:: Material shown

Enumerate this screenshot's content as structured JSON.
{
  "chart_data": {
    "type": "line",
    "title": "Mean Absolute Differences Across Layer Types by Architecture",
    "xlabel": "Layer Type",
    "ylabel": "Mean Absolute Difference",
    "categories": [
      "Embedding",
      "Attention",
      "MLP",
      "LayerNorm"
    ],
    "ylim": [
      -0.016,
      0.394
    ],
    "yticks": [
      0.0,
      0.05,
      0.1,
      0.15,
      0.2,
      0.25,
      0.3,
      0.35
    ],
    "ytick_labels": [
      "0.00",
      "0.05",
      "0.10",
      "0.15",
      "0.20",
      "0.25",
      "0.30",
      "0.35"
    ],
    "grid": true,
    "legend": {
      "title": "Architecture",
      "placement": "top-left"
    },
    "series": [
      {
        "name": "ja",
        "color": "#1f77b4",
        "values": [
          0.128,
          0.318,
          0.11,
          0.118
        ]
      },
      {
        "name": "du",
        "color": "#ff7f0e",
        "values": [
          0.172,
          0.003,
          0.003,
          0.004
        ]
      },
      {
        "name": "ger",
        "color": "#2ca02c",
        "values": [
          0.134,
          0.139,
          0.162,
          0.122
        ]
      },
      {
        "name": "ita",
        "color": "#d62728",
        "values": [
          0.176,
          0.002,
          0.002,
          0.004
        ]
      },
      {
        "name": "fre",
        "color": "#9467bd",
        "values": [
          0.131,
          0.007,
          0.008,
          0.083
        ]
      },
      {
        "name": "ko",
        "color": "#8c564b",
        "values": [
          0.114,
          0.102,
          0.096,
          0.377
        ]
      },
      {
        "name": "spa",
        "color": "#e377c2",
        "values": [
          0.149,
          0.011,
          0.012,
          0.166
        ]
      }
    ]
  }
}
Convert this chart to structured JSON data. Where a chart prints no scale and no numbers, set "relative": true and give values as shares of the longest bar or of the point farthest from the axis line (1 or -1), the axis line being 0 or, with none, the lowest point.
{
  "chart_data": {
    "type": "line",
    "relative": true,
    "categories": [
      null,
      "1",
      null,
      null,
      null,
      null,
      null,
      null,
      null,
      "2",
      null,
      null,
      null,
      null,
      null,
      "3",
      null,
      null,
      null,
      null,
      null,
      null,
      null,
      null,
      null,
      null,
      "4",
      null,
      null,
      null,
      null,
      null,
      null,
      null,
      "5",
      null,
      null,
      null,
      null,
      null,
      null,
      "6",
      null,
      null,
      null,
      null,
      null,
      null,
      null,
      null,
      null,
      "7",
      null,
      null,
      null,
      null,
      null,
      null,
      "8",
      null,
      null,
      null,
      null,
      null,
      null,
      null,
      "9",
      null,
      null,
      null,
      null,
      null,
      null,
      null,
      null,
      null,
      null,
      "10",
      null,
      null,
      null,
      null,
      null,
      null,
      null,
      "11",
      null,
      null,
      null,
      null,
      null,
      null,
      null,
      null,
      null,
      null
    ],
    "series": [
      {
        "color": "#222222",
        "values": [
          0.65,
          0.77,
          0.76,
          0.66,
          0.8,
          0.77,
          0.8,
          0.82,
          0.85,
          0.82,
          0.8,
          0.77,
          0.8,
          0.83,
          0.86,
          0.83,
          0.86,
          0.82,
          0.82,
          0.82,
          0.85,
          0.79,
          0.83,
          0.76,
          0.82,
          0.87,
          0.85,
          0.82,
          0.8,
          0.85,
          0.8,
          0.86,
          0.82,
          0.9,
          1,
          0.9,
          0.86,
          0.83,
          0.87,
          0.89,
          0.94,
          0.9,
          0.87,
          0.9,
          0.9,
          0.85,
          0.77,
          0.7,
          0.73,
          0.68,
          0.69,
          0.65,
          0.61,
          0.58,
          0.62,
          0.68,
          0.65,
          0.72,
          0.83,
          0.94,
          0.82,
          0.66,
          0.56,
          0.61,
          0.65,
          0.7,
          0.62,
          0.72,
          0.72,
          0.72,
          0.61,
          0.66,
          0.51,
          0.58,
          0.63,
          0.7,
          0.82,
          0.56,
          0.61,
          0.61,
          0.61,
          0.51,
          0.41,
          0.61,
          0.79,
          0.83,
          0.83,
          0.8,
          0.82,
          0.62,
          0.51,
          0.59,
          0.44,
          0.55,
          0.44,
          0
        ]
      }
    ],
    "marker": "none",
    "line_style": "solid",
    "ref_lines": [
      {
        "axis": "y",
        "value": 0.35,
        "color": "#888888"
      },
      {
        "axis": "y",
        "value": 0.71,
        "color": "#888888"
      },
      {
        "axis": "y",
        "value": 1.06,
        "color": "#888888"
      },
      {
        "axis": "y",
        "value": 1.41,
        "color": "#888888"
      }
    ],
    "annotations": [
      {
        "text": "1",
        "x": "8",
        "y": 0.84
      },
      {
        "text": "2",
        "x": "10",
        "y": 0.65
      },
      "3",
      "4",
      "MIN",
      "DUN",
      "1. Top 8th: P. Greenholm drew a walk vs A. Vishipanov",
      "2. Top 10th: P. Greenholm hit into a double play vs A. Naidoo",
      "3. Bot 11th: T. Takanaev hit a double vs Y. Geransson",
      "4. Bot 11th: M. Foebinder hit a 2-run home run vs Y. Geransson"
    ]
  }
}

::::

• _Set task_
Find the word "this" and list each line it appears in.

• _Final answer_
Enumerate this screenshot's content as structured JSON.
Convert this chart to structured JSON data. Where a chart prints no scale and no numbers, set "relative": true and give values as shares of the longest bar or of the point farthest from the axis line (1 or -1), the axis line being 0 or, with none, the lowest point.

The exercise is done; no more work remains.